Report back each line of the records that contains the string "CORSI".
+ + + +
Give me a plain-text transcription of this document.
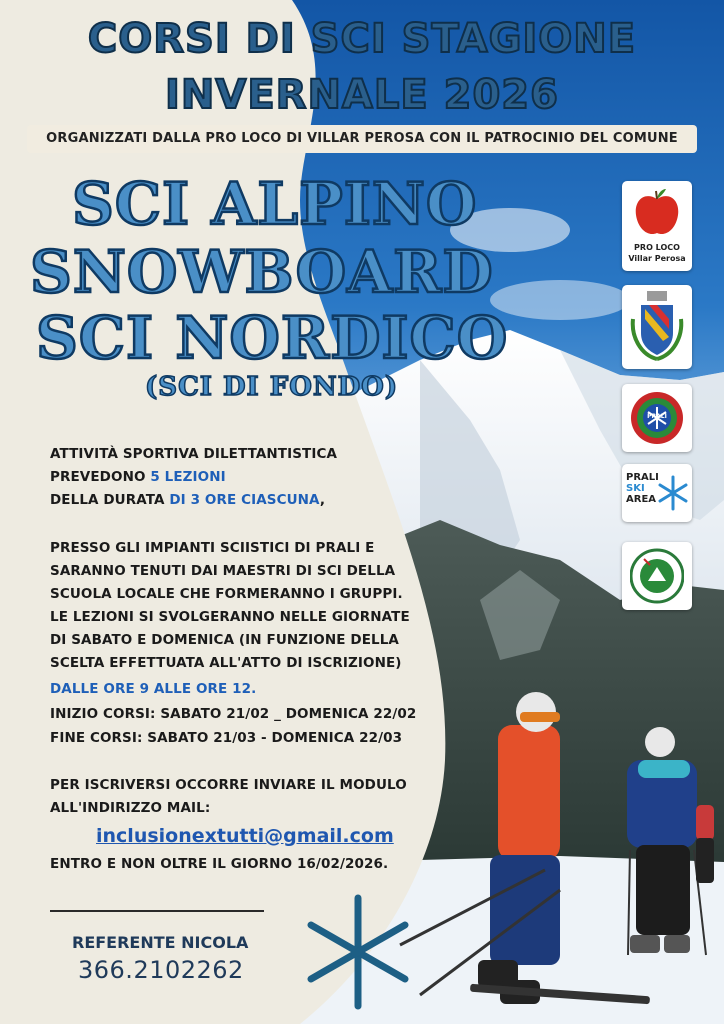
CORSI DI SCI STAGIONE
INVERNALE 2026
ORGANIZZATI DALLA PRO LOCO DI VILLAR PEROSA CON IL PATROCINIO DEL COMUNE
SCI ALPINO
SNOWBOARD
SCI NORDICO
(SCI DI FONDO)
ATTIVITÀ SPORTIVA DILETTANTISTICA
PREVEDONO 5 LEZIONI
DELLA DURATA DI 3 ORE CIASCUNA,
PRESSO GLI IMPIANTI SCIISTICI DI PRALI E
SARANNO TENUTI DAI MAESTRI DI SCI DELLA
SCUOLA LOCALE CHE FORMERANNO I GRUPPI.
LE LEZIONI SI SVOLGERANNO NELLE GIORNATE
DI SABATO E DOMENICA (IN FUNZIONE DELLA
SCELTA EFFETTUATA ALL'ATTO DI ISCRIZIONE)
DALLE ORE 9 ALLE ORE 12.
INIZIO CORSI: SABATO 21/02 _ DOMENICA 22/02
FINE CORSI: SABATO 21/03 - DOMENICA 22/03
PER ISCRIVERSI OCCORRE INVIARE IL MODULO
ALL'INDIRIZZO MAIL:
inclusionextutti@gmail.com
ENTRO E NON OLTRE IL GIORNO 16/02/2026.
REFERENTE NICOLA
366.2102262
PRO LOCO
Villar Perosa
PRALI
PRALI
SKI
AREA
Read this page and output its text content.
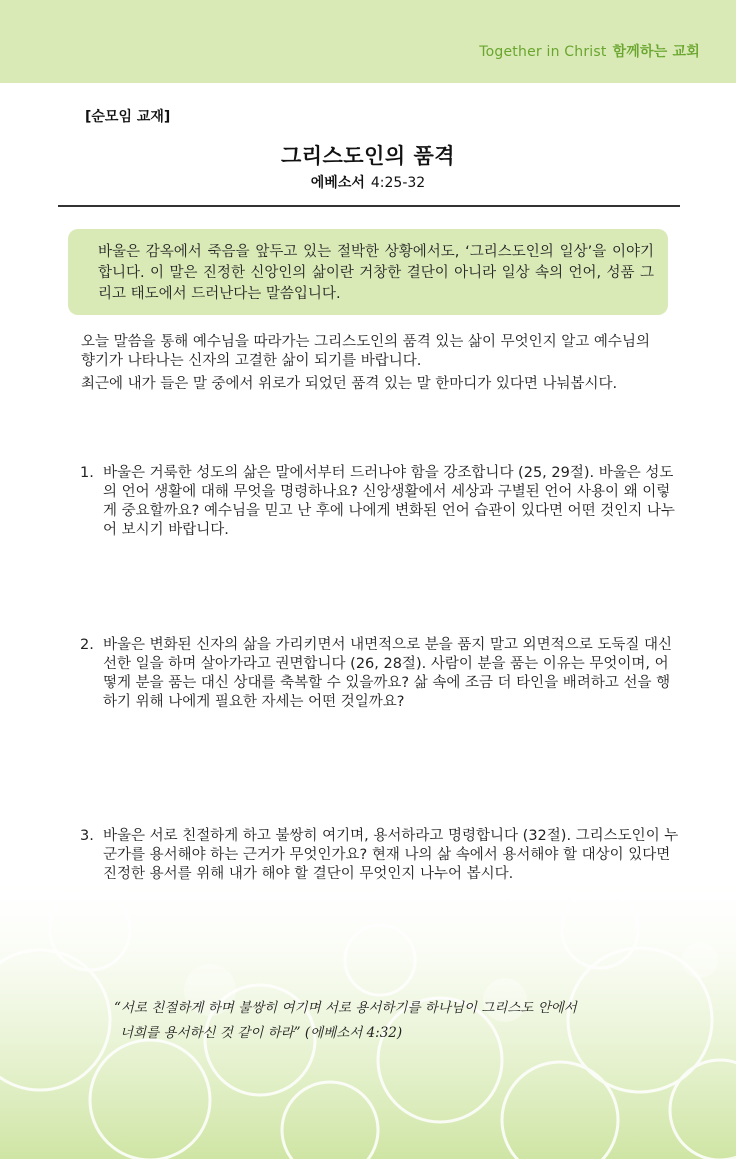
Together in Christ 함께하는 교회
[순모임 교재]
그리스도인의 품격
에베소서 4:25-32

바울은 감옥에서 죽음을 앞두고 있는 절박한 상황에서도, ‘그리스도인의 일상’을 이야기합니다. 이 말은 진정한 신앙인의 삶이란 거창한 결단이 아니라 일상 속의 언어, 성품 그리고 태도에서 드러난다는 말씀입니다.

오늘 말씀을 통해 예수님을 따라가는 그리스도인의 품격 있는 삶이 무엇인지 알고 예수님의 향기가 나타나는 신자의 고결한 삶이 되기를 바랍니다.

최근에 내가 들은 말 중에서 위로가 되었던 품격 있는 말 한마디가 있다면 나눠봅시다.

1. 바울은 거룩한 성도의 삶은 말에서부터 드러나야 함을 강조합니다 (25, 29절). 바울은 성도의 언어 생활에 대해 무엇을 명령하나요? 신앙생활에서 세상과 구별된 언어 사용이 왜 이렇게 중요할까요? 예수님을 믿고 난 후에 나에게 변화된 언어 습관이 있다면 어떤 것인지 나누어 보시기 바랍니다.
2. 바울은 변화된 신자의 삶을 가리키면서 내면적으로 분을 품지 말고 외면적으로 도둑질 대신 선한 일을 하며 살아가라고 권면합니다 (26, 28절). 사람이 분을 품는 이유는 무엇이며, 어떻게 분을 품는 대신 상대를 축복할 수 있을까요? 삶 속에 조금 더 타인을 배려하고 선을 행하기 위해 나에게 필요한 자세는 어떤 것일까요?
3. 바울은 서로 친절하게 하고 불쌍히 여기며, 용서하라고 명령합니다 (32절). 그리스도인이 누군가를 용서해야 하는 근거가 무엇인가요? 현재 나의 삶 속에서 용서해야 할 대상이 있다면
“서로 친절하게 하며 불쌍히 여기며 서로 용서하기를 하나님이 그리스도 안에서
너희를 용서하신 것 같이 하라” (에베소서 4:32)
+ + + +
» **EXERCISE SOLUTION**:
CORSI DI SCI STAGIONE
INIZIO CORSI: SABATO 21/02 _ DOMENICA 22/02
FINE CORSI: SABATO 21/03 - DOMENICA 22/03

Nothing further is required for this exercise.